>>>

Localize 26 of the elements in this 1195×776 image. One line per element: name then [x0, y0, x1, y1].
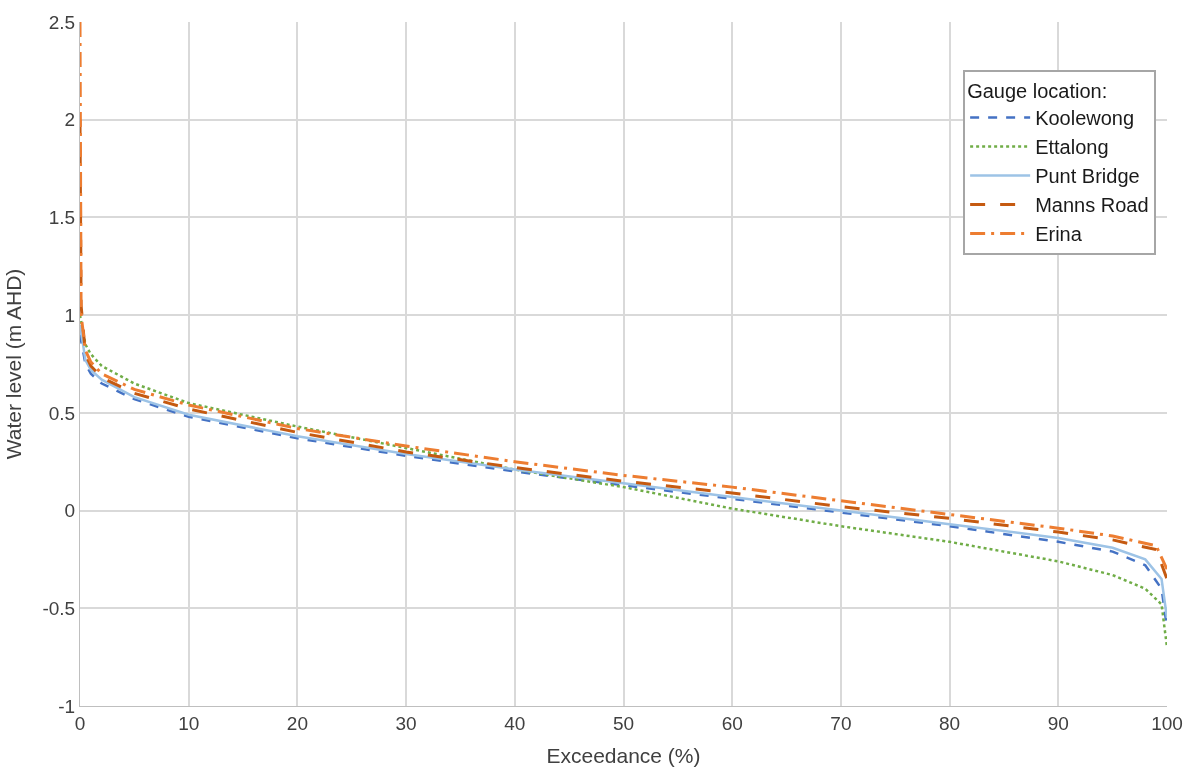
x-tick-label: 70 — [830, 712, 852, 734]
legend-label: Ettalong — [1035, 136, 1109, 159]
y-tick-label: 2.5 — [48, 11, 76, 33]
y-tick-label: 1.5 — [48, 207, 76, 229]
x-tick-label: 80 — [939, 712, 961, 734]
y-tick-label: 0.5 — [48, 402, 76, 424]
legend-label: Erina — [1035, 223, 1083, 246]
x-tick-label: 40 — [504, 712, 526, 734]
x-tick-label: 90 — [1047, 712, 1069, 734]
x-tick-label: 10 — [178, 712, 200, 734]
x-tick-label: 30 — [395, 712, 417, 734]
x-tick-label: 60 — [721, 712, 743, 734]
x-tick-label: 50 — [612, 712, 635, 734]
x-tick-label: 100 — [1151, 712, 1183, 734]
y-tick-label: -1 — [58, 695, 76, 717]
legend-label: Koolewong — [1035, 107, 1135, 130]
y-tick-label: -0.5 — [42, 597, 76, 619]
y-axis-title: Water level (m AHD) — [1, 268, 25, 460]
x-tick-label: 20 — [286, 712, 308, 734]
legend-title: Gauge location: — [967, 79, 1108, 102]
y-tick-label: 2 — [64, 109, 76, 131]
legend-label: Manns Road — [1035, 194, 1149, 217]
legend-label: Punt Bridge — [1035, 165, 1140, 188]
y-tick-label: 0 — [64, 500, 76, 522]
y-tick-label: 1 — [64, 304, 76, 326]
x-axis-title: Exceedance (%) — [546, 744, 701, 767]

<<<

[What you should do]:
Convert every line of the rows above into a numbered list, skipping any blank lines and leaving out the picture.

[Result for this task]:
1. Localize 26 of the elements in this 1195×776 image. One line per element: name then [x0, y0, x1, y1].
2. x-tick-label: 70 — [830, 712, 852, 734]
3. legend-label: Ettalong — [1035, 136, 1109, 159]
4. y-tick-label: 2.5 — [48, 11, 76, 33]
5. y-tick-label: 1.5 — [48, 207, 76, 229]
6. x-tick-label: 80 — [939, 712, 961, 734]
7. y-tick-label: 0.5 — [48, 402, 76, 424]
8. legend-label: Erina — [1035, 223, 1083, 246]
9. x-tick-label: 40 — [504, 712, 526, 734]
10. x-tick-label: 90 — [1047, 712, 1069, 734]
11. x-tick-label: 10 — [178, 712, 200, 734]
12. x-tick-label: 30 — [395, 712, 417, 734]
13. x-tick-label: 60 — [721, 712, 743, 734]
14. x-tick-label: 50 — [612, 712, 635, 734]
15. x-tick-label: 100 — [1151, 712, 1183, 734]
16. y-tick-label: -1 — [58, 695, 76, 717]
17. legend-label: Koolewong — [1035, 107, 1135, 130]
18. y-tick-label: -0.5 — [42, 597, 76, 619]
19. y-axis-title: Water level (m AHD) — [1, 268, 25, 460]
20. x-tick-label: 20 — [286, 712, 308, 734]
21. legend-title: Gauge location: — [967, 79, 1108, 102]
22. y-tick-label: 2 — [64, 109, 76, 131]
23. legend-label: Manns Road — [1035, 194, 1149, 217]
24. legend-label: Punt Bridge — [1035, 165, 1140, 188]
25. y-tick-label: 0 — [64, 500, 76, 522]
26. y-tick-label: 1 — [64, 304, 76, 326]
27. x-axis-title: Exceedance (%) — [546, 744, 701, 767]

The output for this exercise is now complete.